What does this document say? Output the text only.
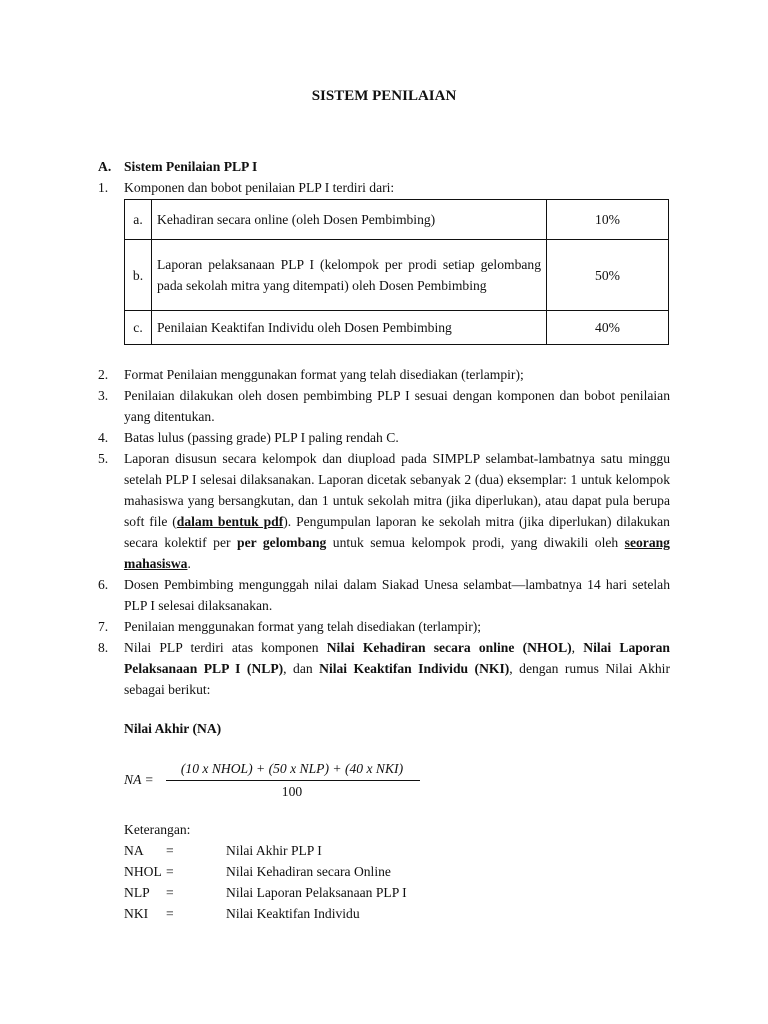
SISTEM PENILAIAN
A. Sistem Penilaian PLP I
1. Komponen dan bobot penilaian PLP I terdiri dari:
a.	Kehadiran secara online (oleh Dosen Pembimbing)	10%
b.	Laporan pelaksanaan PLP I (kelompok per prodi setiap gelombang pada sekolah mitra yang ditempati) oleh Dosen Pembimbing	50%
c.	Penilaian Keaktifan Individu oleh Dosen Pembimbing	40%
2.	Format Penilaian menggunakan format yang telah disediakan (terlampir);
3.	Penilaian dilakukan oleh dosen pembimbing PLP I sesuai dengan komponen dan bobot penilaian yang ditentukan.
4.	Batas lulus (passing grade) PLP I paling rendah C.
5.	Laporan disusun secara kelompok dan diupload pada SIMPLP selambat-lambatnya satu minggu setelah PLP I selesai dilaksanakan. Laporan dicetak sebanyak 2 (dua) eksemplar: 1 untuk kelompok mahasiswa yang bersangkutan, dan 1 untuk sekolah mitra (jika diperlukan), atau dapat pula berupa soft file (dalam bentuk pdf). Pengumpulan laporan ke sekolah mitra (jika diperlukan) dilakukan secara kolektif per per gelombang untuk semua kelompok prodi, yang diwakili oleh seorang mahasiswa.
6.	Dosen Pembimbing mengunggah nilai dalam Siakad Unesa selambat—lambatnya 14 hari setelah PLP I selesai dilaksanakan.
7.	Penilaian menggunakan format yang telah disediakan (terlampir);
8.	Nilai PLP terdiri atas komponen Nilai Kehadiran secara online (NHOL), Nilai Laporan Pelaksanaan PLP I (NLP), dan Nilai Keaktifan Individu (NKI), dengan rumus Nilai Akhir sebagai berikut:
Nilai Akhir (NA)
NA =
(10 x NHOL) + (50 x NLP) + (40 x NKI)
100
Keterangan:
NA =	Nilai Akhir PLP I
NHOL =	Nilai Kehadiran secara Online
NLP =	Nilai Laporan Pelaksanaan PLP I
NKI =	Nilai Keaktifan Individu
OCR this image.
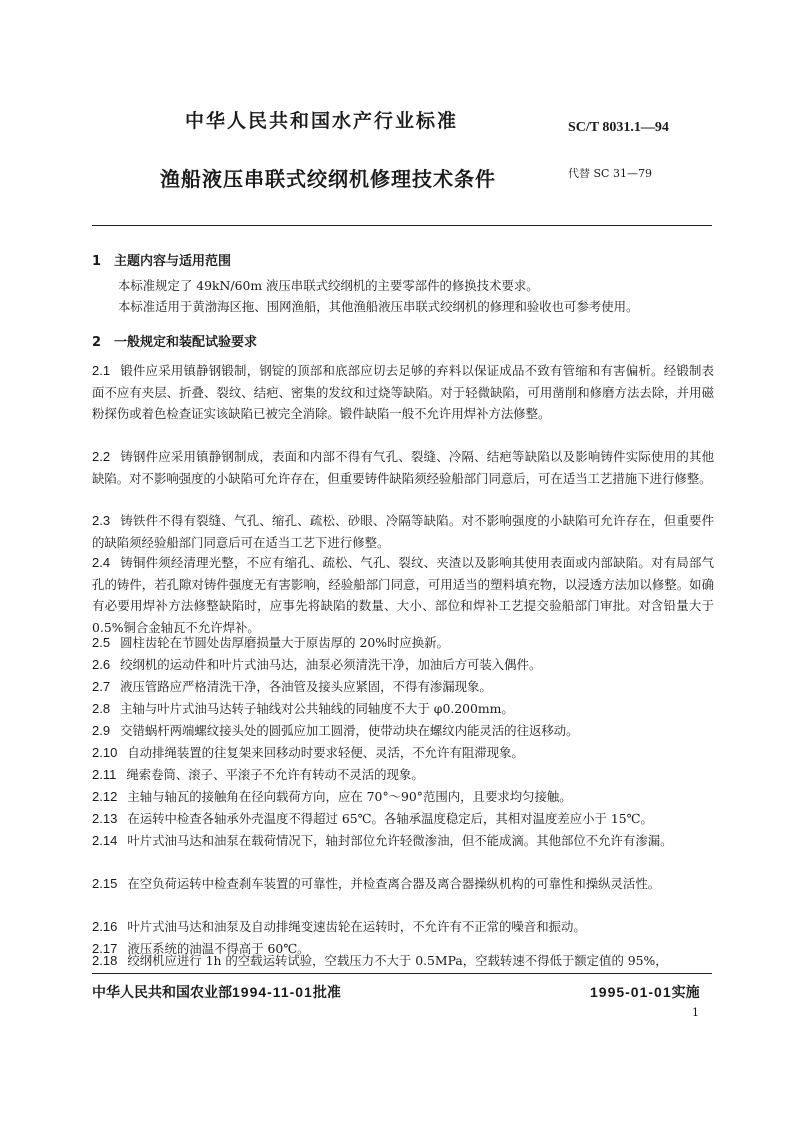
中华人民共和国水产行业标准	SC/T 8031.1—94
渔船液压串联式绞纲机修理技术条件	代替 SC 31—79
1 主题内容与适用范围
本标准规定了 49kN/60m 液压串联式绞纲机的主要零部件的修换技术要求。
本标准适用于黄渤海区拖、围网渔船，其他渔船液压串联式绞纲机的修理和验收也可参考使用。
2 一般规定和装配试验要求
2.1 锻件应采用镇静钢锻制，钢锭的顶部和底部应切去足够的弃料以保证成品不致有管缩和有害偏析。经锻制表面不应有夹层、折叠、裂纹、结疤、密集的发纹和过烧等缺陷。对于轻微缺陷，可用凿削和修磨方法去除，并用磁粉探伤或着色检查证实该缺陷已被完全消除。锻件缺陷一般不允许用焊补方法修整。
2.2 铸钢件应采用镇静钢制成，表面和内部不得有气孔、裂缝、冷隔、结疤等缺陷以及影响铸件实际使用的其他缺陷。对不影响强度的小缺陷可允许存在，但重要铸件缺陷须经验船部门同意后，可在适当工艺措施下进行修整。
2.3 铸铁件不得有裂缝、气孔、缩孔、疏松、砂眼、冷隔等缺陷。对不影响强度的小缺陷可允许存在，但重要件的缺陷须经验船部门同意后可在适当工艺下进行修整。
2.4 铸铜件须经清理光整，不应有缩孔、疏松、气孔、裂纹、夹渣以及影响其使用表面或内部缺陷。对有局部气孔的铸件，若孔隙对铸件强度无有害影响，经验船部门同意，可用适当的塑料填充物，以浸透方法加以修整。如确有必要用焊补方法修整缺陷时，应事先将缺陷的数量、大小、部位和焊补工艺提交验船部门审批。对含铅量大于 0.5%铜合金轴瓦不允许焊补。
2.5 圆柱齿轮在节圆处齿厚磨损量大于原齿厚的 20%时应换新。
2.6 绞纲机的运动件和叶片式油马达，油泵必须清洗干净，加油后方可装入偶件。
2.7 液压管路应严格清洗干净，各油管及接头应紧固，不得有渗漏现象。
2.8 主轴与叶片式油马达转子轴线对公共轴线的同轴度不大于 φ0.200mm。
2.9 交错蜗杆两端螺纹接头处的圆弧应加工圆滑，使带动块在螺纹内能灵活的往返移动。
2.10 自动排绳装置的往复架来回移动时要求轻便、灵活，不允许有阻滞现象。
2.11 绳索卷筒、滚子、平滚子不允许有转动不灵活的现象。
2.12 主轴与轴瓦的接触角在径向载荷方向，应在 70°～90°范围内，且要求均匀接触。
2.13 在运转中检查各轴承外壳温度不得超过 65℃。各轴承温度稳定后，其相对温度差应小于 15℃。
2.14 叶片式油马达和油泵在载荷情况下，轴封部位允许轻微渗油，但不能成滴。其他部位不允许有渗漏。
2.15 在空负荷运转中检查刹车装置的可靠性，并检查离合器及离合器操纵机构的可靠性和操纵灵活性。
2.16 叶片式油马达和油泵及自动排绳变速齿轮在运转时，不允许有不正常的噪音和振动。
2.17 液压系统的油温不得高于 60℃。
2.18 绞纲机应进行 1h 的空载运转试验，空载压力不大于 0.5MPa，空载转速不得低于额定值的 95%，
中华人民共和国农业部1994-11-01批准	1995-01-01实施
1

==================================================

* **Aim**
How many lines of these entries contain "Akhir"? Answer with the number and nothing else.

* **Task output**
3